▶ [Work to be completed] Duplicate the source data below line for line, with no changes.

▶ [Source data]
------

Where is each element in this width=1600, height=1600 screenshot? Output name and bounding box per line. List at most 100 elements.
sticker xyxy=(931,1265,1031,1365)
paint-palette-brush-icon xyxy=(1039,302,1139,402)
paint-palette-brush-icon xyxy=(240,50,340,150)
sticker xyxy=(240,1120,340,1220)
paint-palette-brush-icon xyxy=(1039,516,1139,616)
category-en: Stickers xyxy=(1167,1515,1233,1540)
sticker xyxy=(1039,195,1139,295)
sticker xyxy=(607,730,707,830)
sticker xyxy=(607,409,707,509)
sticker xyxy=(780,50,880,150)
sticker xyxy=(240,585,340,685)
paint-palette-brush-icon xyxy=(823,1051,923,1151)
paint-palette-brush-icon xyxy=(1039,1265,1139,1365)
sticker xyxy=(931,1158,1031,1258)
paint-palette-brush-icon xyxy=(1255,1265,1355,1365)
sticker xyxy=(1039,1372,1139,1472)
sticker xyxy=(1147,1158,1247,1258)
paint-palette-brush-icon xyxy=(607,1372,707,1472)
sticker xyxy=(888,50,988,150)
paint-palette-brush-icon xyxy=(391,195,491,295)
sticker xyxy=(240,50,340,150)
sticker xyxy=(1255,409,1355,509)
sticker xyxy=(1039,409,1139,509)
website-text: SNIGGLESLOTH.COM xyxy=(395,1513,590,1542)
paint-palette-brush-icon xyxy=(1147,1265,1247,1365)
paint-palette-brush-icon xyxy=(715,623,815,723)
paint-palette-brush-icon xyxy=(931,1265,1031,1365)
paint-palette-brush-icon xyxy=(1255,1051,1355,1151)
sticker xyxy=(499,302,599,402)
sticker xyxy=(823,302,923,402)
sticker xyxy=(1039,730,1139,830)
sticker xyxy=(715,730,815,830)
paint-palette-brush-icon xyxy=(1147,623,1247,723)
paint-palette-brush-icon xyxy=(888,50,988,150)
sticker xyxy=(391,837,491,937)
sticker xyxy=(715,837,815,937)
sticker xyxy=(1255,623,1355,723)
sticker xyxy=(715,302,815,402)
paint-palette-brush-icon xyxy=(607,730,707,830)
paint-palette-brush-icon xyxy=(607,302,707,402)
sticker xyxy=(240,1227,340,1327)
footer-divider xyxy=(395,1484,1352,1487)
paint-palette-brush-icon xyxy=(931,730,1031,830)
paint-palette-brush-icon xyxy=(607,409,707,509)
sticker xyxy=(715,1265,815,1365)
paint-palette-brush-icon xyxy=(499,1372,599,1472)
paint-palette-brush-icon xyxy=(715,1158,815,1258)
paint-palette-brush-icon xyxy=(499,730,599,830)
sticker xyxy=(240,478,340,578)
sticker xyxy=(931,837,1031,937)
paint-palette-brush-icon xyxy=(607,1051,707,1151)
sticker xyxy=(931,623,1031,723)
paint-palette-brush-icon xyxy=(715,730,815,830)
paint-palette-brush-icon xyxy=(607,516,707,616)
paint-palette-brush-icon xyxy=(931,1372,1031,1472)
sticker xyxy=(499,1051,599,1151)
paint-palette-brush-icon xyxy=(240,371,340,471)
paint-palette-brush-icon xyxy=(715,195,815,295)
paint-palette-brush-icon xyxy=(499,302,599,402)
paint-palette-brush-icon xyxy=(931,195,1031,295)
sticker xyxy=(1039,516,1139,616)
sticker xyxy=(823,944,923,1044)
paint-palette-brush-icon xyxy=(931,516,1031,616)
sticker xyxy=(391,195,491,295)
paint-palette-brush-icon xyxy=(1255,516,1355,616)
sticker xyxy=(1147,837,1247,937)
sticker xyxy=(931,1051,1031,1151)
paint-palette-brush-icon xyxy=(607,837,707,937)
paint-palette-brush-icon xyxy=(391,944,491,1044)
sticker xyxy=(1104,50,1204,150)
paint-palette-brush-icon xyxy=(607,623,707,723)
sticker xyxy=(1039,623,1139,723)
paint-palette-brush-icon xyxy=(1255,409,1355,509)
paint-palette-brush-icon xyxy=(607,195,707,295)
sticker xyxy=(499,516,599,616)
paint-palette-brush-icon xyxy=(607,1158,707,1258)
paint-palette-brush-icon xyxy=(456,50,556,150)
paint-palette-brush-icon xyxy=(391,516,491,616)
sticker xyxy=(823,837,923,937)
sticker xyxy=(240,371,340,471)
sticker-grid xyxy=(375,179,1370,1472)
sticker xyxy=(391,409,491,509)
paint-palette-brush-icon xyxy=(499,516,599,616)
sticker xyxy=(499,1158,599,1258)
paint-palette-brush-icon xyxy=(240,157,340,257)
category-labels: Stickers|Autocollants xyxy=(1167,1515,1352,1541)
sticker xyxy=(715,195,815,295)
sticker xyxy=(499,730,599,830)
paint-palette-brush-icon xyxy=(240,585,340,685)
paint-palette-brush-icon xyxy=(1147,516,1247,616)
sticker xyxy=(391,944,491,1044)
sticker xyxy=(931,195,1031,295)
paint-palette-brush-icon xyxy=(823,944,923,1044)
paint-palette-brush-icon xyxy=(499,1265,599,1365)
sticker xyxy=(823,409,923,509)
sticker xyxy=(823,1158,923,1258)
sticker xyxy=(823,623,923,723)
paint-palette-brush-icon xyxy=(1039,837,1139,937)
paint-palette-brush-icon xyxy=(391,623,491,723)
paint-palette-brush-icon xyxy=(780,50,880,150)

------

▶ [Exercise output]
Where is each element in this width=1600, height=1600 screenshot? Output name and bounding box per line. List at most 100 elements.
sticker xyxy=(931,1265,1031,1365)
paint-palette-brush-icon xyxy=(1039,302,1139,402)
paint-palette-brush-icon xyxy=(240,50,340,150)
sticker xyxy=(240,1120,340,1220)
paint-palette-brush-icon xyxy=(1039,516,1139,616)
category-en: Stickers xyxy=(1167,1515,1233,1540)
sticker xyxy=(1039,195,1139,295)
sticker xyxy=(607,730,707,830)
sticker xyxy=(607,409,707,509)
sticker xyxy=(780,50,880,150)
sticker xyxy=(240,585,340,685)
paint-palette-brush-icon xyxy=(823,1051,923,1151)
paint-palette-brush-icon xyxy=(1039,1265,1139,1365)
sticker xyxy=(931,1158,1031,1258)
paint-palette-brush-icon xyxy=(1255,1265,1355,1365)
sticker xyxy=(1039,1372,1139,1472)
sticker xyxy=(1147,1158,1247,1258)
paint-palette-brush-icon xyxy=(607,1372,707,1472)
sticker xyxy=(888,50,988,150)
paint-palette-brush-icon xyxy=(391,195,491,295)
sticker xyxy=(240,50,340,150)
sticker xyxy=(1255,409,1355,509)
sticker xyxy=(1039,409,1139,509)
website-text: SNIGGLESLOTH.COM xyxy=(395,1513,590,1542)
paint-palette-brush-icon xyxy=(1147,1265,1247,1365)
paint-palette-brush-icon xyxy=(715,623,815,723)
paint-palette-brush-icon xyxy=(931,1265,1031,1365)
paint-palette-brush-icon xyxy=(1255,1051,1355,1151)
sticker xyxy=(499,302,599,402)
sticker xyxy=(823,302,923,402)
sticker xyxy=(1039,730,1139,830)
sticker xyxy=(715,730,815,830)
paint-palette-brush-icon xyxy=(1147,623,1247,723)
paint-palette-brush-icon xyxy=(888,50,988,150)
sticker xyxy=(391,837,491,937)
sticker xyxy=(715,837,815,937)
sticker xyxy=(1255,623,1355,723)
sticker xyxy=(715,302,815,402)
paint-palette-brush-icon xyxy=(607,730,707,830)
paint-palette-brush-icon xyxy=(607,302,707,402)
sticker xyxy=(240,1227,340,1327)
footer-divider xyxy=(395,1484,1352,1487)
paint-palette-brush-icon xyxy=(931,730,1031,830)
paint-palette-brush-icon xyxy=(607,409,707,509)
sticker xyxy=(715,1265,815,1365)
paint-palette-brush-icon xyxy=(499,1372,599,1472)
paint-palette-brush-icon xyxy=(715,1158,815,1258)
paint-palette-brush-icon xyxy=(499,730,599,830)
sticker xyxy=(240,478,340,578)
sticker xyxy=(931,837,1031,937)
paint-palette-brush-icon xyxy=(607,1051,707,1151)
sticker xyxy=(931,623,1031,723)
paint-palette-brush-icon xyxy=(715,730,815,830)
paint-palette-brush-icon xyxy=(607,516,707,616)
paint-palette-brush-icon xyxy=(931,1372,1031,1472)
sticker xyxy=(499,1051,599,1151)
paint-palette-brush-icon xyxy=(240,371,340,471)
paint-palette-brush-icon xyxy=(715,195,815,295)
paint-palette-brush-icon xyxy=(499,302,599,402)
paint-palette-brush-icon xyxy=(931,195,1031,295)
sticker xyxy=(1039,516,1139,616)
sticker xyxy=(823,944,923,1044)
paint-palette-brush-icon xyxy=(931,516,1031,616)
sticker xyxy=(391,195,491,295)
paint-palette-brush-icon xyxy=(1255,516,1355,616)
sticker xyxy=(1147,837,1247,937)
sticker xyxy=(931,1051,1031,1151)
paint-palette-brush-icon xyxy=(607,837,707,937)
paint-palette-brush-icon xyxy=(391,944,491,1044)
sticker xyxy=(1104,50,1204,150)
paint-palette-brush-icon xyxy=(607,623,707,723)
sticker xyxy=(1039,623,1139,723)
paint-palette-brush-icon xyxy=(1255,409,1355,509)
paint-palette-brush-icon xyxy=(607,195,707,295)
sticker xyxy=(499,516,599,616)
paint-palette-brush-icon xyxy=(607,1158,707,1258)
paint-palette-brush-icon xyxy=(456,50,556,150)
paint-palette-brush-icon xyxy=(391,516,491,616)
sticker xyxy=(823,837,923,937)
sticker xyxy=(240,371,340,471)
sticker-grid xyxy=(375,179,1370,1472)
sticker xyxy=(391,409,491,509)
paint-palette-brush-icon xyxy=(499,516,599,616)
sticker xyxy=(499,1158,599,1258)
paint-palette-brush-icon xyxy=(240,157,340,257)
category-labels: Stickers|Autocollants xyxy=(1167,1515,1352,1541)
sticker xyxy=(715,195,815,295)
sticker xyxy=(499,730,599,830)
paint-palette-brush-icon xyxy=(240,585,340,685)
paint-palette-brush-icon xyxy=(1147,516,1247,616)
sticker xyxy=(391,944,491,1044)
sticker xyxy=(931,195,1031,295)
paint-palette-brush-icon xyxy=(823,944,923,1044)
paint-palette-brush-icon xyxy=(499,1265,599,1365)
sticker xyxy=(823,409,923,509)
sticker xyxy=(823,1158,923,1258)
sticker xyxy=(823,623,923,723)
paint-palette-brush-icon xyxy=(1039,837,1139,937)
paint-palette-brush-icon xyxy=(391,623,491,723)
paint-palette-brush-icon xyxy=(780,50,880,150)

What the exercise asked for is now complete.